▶ Figure record extracts
════════════════

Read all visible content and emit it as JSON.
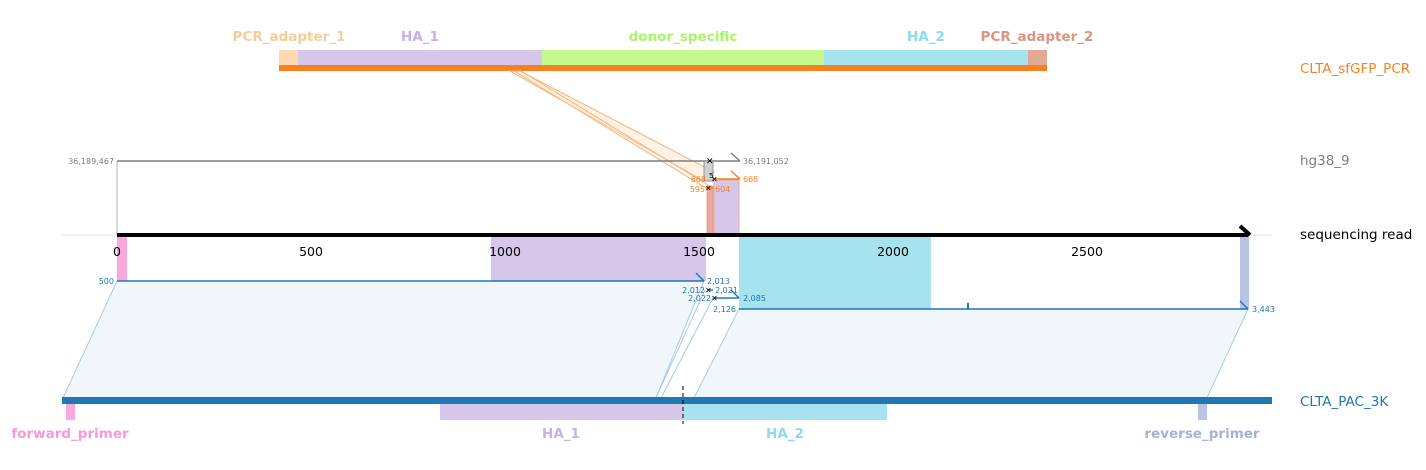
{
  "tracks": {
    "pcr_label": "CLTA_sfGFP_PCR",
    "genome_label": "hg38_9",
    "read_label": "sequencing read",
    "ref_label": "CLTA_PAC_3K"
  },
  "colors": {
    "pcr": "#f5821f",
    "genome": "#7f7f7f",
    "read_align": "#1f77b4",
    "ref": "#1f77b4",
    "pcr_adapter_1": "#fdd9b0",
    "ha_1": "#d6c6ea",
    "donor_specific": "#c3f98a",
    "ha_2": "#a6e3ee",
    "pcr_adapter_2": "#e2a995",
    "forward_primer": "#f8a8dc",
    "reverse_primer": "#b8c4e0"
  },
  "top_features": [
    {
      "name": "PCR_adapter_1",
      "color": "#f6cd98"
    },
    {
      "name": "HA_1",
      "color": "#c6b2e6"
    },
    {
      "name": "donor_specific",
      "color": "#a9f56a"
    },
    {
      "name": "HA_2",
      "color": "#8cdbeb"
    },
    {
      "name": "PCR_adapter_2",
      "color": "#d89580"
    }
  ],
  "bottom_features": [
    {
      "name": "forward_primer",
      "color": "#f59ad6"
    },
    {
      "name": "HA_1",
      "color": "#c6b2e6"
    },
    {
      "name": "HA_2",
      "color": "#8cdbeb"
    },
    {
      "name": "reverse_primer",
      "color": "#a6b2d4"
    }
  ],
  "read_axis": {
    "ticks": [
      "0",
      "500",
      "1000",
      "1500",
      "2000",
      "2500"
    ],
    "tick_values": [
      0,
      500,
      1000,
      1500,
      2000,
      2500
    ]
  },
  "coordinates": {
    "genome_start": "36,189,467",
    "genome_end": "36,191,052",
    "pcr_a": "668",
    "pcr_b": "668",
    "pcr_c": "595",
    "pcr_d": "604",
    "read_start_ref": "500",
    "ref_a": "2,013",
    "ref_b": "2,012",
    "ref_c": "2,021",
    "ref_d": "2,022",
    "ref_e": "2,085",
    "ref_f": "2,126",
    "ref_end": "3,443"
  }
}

════════════════

▶ EXERCISE OBJECTIVE
Find every line in the records above that contains the word "name", and copy each one.

▶ SOLUTION TO THIS PROBLEM
      "name": "PCR_adapter_1",
      "name": "HA_1",
      "name": "donor_specific",
      "name": "HA_2",
      "name": "PCR_adapter_2",
      "name": "forward_primer",
      "name": "HA_1",
      "name": "HA_2",
      "name": "reverse_primer",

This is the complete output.